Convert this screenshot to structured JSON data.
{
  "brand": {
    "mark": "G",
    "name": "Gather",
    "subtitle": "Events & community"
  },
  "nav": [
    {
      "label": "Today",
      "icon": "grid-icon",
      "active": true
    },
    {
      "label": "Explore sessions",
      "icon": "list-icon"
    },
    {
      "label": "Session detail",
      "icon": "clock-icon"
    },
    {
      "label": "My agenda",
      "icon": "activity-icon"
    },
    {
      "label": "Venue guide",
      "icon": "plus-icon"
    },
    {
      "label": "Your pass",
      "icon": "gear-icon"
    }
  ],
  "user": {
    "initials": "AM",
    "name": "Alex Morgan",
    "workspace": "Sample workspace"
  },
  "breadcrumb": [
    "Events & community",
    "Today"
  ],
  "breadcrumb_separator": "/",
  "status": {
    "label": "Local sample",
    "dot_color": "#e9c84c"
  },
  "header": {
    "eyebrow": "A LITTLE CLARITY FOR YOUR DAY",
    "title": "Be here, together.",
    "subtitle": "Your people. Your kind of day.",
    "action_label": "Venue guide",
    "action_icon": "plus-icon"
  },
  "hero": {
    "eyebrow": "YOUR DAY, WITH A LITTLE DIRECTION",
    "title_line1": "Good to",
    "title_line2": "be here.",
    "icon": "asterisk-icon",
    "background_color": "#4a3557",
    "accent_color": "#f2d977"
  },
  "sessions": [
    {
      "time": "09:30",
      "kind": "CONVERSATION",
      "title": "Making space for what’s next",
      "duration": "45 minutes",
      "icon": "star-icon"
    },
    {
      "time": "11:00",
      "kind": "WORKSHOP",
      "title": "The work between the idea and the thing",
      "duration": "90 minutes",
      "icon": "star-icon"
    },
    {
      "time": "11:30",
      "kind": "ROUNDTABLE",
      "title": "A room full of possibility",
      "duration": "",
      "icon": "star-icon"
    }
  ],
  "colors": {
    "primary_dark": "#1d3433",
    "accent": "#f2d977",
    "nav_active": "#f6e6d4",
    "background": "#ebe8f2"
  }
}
* * * * * * * * *
WORK REQUIRED — Identify each line holding the string "community", and copy it out.

WRITTEN SOLUTION —
    "subtitle": "Events & community"
    "Events & community",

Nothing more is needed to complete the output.